■ **Task statement**:
Find all lines in the listing that include the word "Carbon", then copy them.

Figure data in JSON:

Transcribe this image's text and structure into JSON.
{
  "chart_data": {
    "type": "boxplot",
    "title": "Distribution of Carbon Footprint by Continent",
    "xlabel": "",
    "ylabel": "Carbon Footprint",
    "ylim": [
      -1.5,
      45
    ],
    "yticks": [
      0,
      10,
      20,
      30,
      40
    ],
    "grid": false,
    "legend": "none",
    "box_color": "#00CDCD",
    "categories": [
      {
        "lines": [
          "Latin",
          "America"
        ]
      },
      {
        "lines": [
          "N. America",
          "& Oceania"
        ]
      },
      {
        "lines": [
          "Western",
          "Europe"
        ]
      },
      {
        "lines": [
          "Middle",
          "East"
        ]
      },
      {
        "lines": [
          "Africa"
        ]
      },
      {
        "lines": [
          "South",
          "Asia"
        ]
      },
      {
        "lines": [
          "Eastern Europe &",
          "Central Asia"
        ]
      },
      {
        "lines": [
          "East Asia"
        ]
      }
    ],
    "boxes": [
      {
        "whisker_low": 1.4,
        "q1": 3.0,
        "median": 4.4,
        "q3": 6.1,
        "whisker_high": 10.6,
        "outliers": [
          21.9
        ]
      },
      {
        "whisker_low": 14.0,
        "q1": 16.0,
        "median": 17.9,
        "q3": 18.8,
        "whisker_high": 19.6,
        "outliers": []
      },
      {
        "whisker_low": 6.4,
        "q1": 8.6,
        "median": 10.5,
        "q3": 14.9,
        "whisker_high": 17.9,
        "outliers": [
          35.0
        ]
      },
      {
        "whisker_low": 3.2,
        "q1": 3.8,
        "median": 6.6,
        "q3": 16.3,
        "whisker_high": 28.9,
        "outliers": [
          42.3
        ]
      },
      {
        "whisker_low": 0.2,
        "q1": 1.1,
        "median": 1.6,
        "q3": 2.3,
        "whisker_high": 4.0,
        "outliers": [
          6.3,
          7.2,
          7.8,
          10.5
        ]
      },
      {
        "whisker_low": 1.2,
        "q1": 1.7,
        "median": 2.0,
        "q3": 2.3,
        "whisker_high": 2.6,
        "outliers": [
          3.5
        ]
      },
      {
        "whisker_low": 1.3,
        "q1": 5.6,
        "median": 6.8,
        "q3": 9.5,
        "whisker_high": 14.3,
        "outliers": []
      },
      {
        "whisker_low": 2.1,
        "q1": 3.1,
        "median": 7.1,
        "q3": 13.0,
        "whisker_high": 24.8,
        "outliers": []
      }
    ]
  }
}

■ **Output of the task**:
    "title": "Distribution of Carbon Footprint by Continent",
    "ylabel": "Carbon Footprint",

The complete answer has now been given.